:: Problem details ::
Locate all lines with the word "メンバー". Copy them.

**** Records to process ****

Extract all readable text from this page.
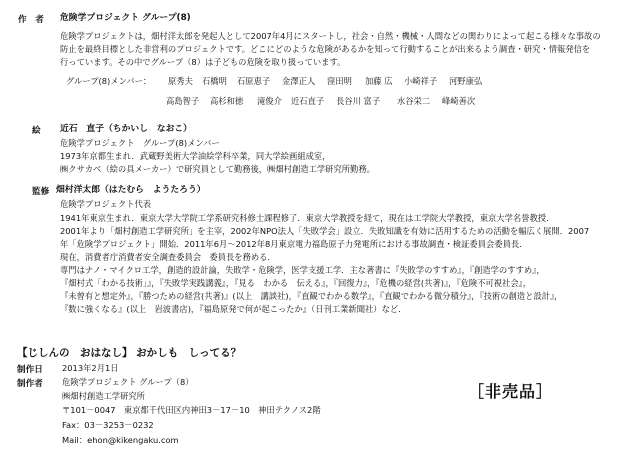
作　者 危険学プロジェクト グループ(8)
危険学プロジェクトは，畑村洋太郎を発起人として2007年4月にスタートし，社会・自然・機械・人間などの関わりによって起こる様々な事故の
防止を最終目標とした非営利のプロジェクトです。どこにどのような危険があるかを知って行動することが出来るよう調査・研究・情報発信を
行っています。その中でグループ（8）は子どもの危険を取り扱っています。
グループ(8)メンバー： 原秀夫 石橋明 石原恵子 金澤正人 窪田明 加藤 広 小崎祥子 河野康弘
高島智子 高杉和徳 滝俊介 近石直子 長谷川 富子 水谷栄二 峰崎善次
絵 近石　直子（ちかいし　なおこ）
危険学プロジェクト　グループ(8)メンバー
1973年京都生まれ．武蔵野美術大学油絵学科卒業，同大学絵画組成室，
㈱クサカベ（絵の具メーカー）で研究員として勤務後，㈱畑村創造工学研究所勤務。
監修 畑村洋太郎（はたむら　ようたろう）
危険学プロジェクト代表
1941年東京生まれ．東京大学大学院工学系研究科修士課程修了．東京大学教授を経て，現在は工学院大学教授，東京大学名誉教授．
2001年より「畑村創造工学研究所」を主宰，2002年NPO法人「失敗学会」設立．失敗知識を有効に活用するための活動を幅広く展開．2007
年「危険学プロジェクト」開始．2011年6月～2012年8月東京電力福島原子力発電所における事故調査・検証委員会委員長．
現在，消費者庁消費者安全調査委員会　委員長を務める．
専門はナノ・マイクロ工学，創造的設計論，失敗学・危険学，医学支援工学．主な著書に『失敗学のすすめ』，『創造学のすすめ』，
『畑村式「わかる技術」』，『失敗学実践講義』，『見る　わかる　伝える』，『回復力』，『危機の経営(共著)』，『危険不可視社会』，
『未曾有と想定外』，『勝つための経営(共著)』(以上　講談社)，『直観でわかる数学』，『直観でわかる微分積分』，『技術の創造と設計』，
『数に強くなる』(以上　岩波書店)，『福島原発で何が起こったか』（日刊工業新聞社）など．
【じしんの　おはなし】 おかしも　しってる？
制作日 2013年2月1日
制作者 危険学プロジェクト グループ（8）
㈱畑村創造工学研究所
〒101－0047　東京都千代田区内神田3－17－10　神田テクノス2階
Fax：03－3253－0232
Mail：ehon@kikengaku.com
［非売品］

****

:: Correct answer ::
グループ(8)メンバー： 原秀夫 石橋明 石原恵子 金澤正人 窪田明 加藤 広 小崎祥子 河野康弘
危険学プロジェクト　グループ(8)メンバー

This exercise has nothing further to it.